**WHAT TO WORK ON:**
Return the data exactly, with all pictures removed.

^^^^

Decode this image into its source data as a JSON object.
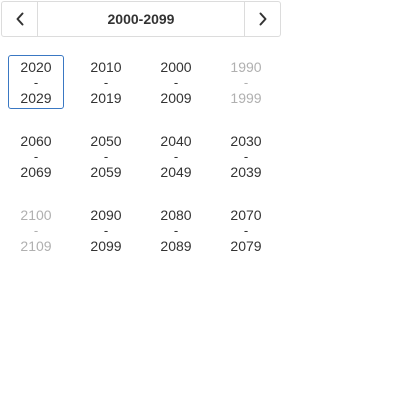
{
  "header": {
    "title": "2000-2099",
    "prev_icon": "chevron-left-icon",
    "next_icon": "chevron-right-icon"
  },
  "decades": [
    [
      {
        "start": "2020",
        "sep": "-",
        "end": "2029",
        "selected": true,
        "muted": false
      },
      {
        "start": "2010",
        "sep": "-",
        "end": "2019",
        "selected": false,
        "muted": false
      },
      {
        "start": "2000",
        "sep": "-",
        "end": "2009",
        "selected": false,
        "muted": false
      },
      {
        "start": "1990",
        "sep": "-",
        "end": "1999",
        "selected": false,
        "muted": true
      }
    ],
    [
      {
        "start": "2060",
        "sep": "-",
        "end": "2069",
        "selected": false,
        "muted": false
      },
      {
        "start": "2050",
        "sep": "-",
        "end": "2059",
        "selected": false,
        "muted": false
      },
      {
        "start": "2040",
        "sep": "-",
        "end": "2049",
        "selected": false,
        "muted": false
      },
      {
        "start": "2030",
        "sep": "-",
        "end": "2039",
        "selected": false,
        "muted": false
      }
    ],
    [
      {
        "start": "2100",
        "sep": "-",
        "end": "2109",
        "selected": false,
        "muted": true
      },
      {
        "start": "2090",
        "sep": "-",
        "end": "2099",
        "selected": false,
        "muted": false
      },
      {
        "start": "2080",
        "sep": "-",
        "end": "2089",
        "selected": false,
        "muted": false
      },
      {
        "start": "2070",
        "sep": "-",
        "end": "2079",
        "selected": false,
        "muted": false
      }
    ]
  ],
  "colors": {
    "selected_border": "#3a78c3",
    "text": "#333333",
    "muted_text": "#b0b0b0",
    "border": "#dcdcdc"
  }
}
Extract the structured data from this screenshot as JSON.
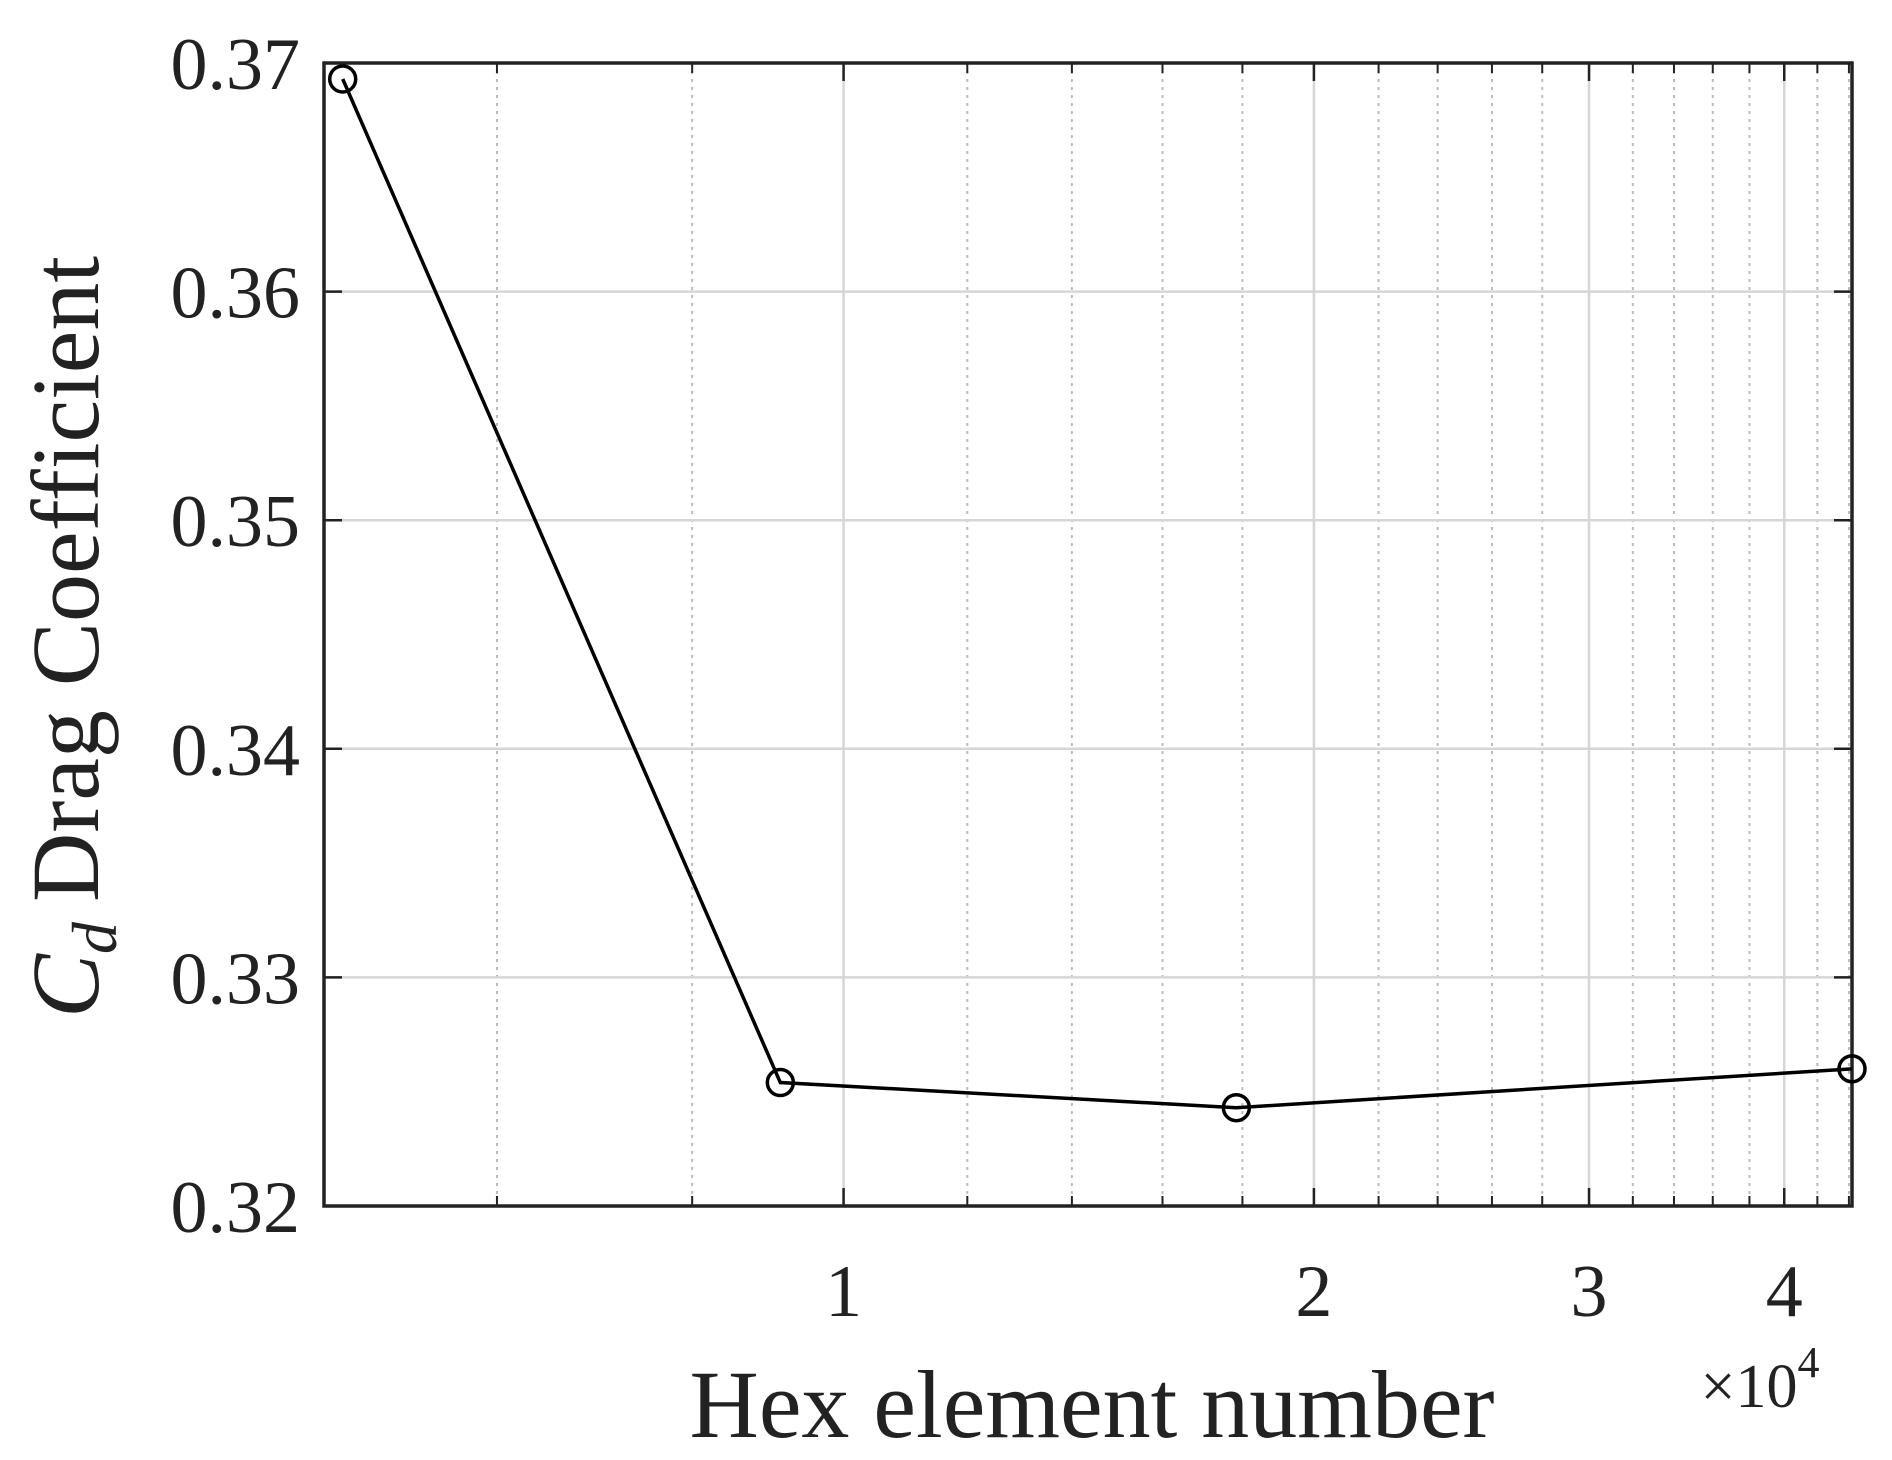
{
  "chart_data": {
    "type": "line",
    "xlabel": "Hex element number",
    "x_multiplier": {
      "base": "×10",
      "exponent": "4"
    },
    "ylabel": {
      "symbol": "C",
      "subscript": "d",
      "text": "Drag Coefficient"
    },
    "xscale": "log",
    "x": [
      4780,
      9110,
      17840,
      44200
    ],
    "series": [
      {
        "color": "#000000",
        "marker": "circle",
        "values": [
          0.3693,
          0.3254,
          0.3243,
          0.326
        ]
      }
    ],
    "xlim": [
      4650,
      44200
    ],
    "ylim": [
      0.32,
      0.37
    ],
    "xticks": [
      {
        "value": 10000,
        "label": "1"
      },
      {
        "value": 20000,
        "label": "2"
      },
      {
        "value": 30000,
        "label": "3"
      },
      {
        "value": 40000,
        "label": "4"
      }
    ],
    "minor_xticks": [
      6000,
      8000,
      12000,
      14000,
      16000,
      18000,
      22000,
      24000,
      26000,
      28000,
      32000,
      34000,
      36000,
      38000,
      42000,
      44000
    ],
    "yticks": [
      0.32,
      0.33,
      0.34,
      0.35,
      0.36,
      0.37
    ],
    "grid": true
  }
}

^^^^

**THE OUTPUT:**
Decode this image into its source data as a JSON object.
{
  "header": {
    "title": "2000-2099",
    "prev_icon": "chevron-left-icon",
    "next_icon": "chevron-right-icon"
  },
  "decades": [
    [
      {
        "start": "2020",
        "sep": "-",
        "end": "2029",
        "selected": true,
        "muted": false
      },
      {
        "start": "2010",
        "sep": "-",
        "end": "2019",
        "selected": false,
        "muted": false
      },
      {
        "start": "2000",
        "sep": "-",
        "end": "2009",
        "selected": false,
        "muted": false
      },
      {
        "start": "1990",
        "sep": "-",
        "end": "1999",
        "selected": false,
        "muted": true
      }
    ],
    [
      {
        "start": "2060",
        "sep": "-",
        "end": "2069",
        "selected": false,
        "muted": false
      },
      {
        "start": "2050",
        "sep": "-",
        "end": "2059",
        "selected": false,
        "muted": false
      },
      {
        "start": "2040",
        "sep": "-",
        "end": "2049",
        "selected": false,
        "muted": false
      },
      {
        "start": "2030",
        "sep": "-",
        "end": "2039",
        "selected": false,
        "muted": false
      }
    ],
    [
      {
        "start": "2100",
        "sep": "-",
        "end": "2109",
        "selected": false,
        "muted": true
      },
      {
        "start": "2090",
        "sep": "-",
        "end": "2099",
        "selected": false,
        "muted": false
      },
      {
        "start": "2080",
        "sep": "-",
        "end": "2089",
        "selected": false,
        "muted": false
      },
      {
        "start": "2070",
        "sep": "-",
        "end": "2079",
        "selected": false,
        "muted": false
      }
    ]
  ],
  "colors": {
    "selected_border": "#3a78c3",
    "text": "#333333",
    "muted_text": "#b0b0b0",
    "border": "#dcdcdc"
  }
}
Extract the structured data from this screenshot as JSON.
{
  "chart_data": {
    "type": "line",
    "xlabel": "Hex element number",
    "x_multiplier": {
      "base": "×10",
      "exponent": "4"
    },
    "ylabel": {
      "symbol": "C",
      "subscript": "d",
      "text": "Drag Coefficient"
    },
    "xscale": "log",
    "x": [
      4780,
      9110,
      17840,
      44200
    ],
    "series": [
      {
        "color": "#000000",
        "marker": "circle",
        "values": [
          0.3693,
          0.3254,
          0.3243,
          0.326
        ]
      }
    ],
    "xlim": [
      4650,
      44200
    ],
    "ylim": [
      0.32,
      0.37
    ],
    "xticks": [
      {
        "value": 10000,
        "label": "1"
      },
      {
        "value": 20000,
        "label": "2"
      },
      {
        "value": 30000,
        "label": "3"
      },
      {
        "value": 40000,
        "label": "4"
      }
    ],
    "minor_xticks": [
      6000,
      8000,
      12000,
      14000,
      16000,
      18000,
      22000,
      24000,
      26000,
      28000,
      32000,
      34000,
      36000,
      38000,
      42000,
      44000
    ],
    "yticks": [
      0.32,
      0.33,
      0.34,
      0.35,
      0.36,
      0.37
    ],
    "grid": true
  }
}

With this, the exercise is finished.